Exercise prompt: Drop the pictures, then extract the listing word for word.

┌─ Listing

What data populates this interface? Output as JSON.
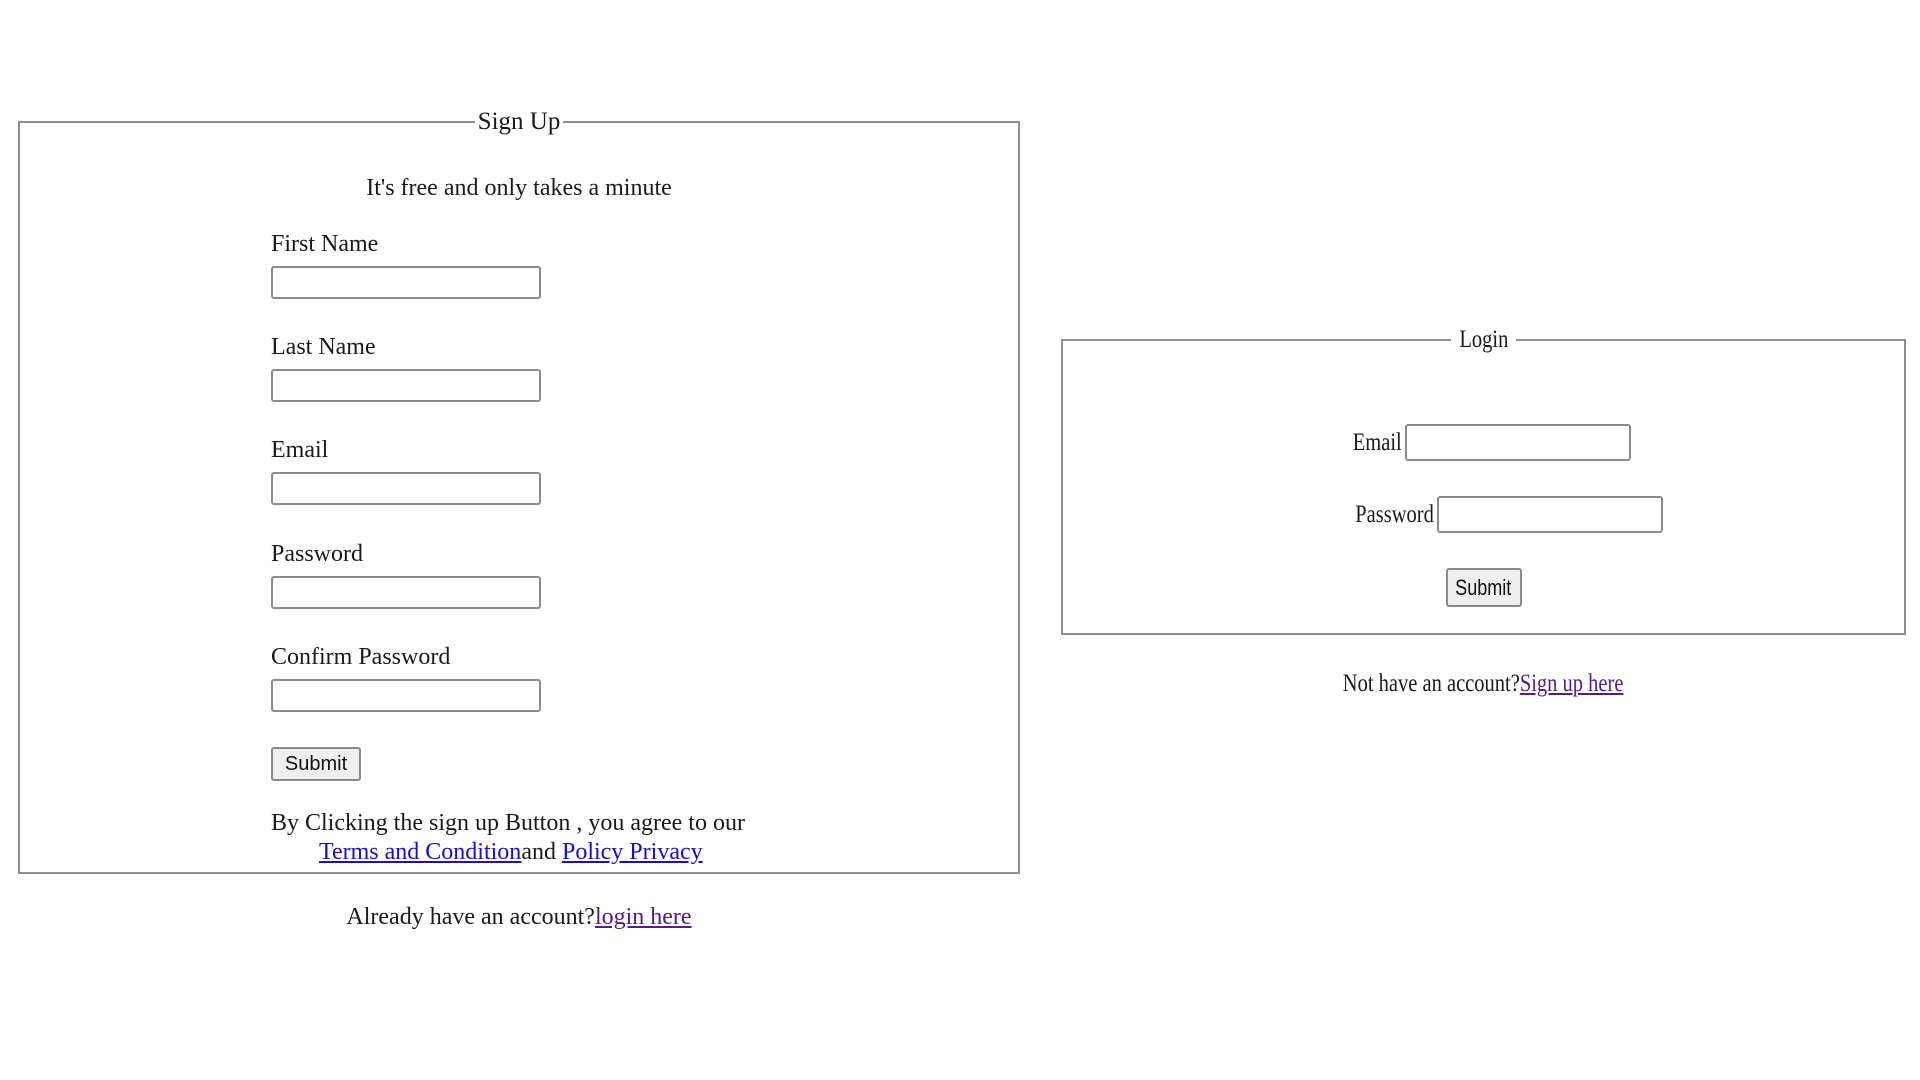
{
  "signup": {
    "legend": "Sign Up",
    "subtitle": "It's free and only takes a minute",
    "fields": [
      {
        "label": "First Name",
        "value": ""
      },
      {
        "label": "Last Name",
        "value": ""
      },
      {
        "label": "Email",
        "value": ""
      },
      {
        "label": "Password",
        "value": ""
      },
      {
        "label": "Confirm Password",
        "value": ""
      }
    ],
    "submit_label": "Submit",
    "terms_text": "By Clicking the sign up Button , you agree to our",
    "terms_link": "Terms and Condition",
    "terms_and": "and",
    "privacy_link": "Policy Privacy",
    "footer_text": "Already have an account?",
    "footer_link": "login here"
  },
  "login": {
    "legend": "Login",
    "email_label": "Email",
    "email_value": "",
    "password_label": "Password",
    "password_value": "",
    "submit_label": "Submit",
    "footer_text": "Not have an account?",
    "footer_link": "Sign up here"
  },
  "colors": {
    "link": "#1a0dcc",
    "visited_link": "#551a8b",
    "border": "#8f8f8f"
  }
}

└─

Result:
What data populates this interface? Output as JSON.
{
  "signup": {
    "legend": "Sign Up",
    "subtitle": "It's free and only takes a minute",
    "fields": [
      {
        "label": "First Name",
        "value": ""
      },
      {
        "label": "Last Name",
        "value": ""
      },
      {
        "label": "Email",
        "value": ""
      },
      {
        "label": "Password",
        "value": ""
      },
      {
        "label": "Confirm Password",
        "value": ""
      }
    ],
    "submit_label": "Submit",
    "terms_text": "By Clicking the sign up Button , you agree to our",
    "terms_link": "Terms and Condition",
    "terms_and": "and",
    "privacy_link": "Policy Privacy",
    "footer_text": "Already have an account?",
    "footer_link": "login here"
  },
  "login": {
    "legend": "Login",
    "email_label": "Email",
    "email_value": "",
    "password_label": "Password",
    "password_value": "",
    "submit_label": "Submit",
    "footer_text": "Not have an account?",
    "footer_link": "Sign up here"
  },
  "colors": {
    "link": "#1a0dcc",
    "visited_link": "#551a8b",
    "border": "#8f8f8f"
  }
}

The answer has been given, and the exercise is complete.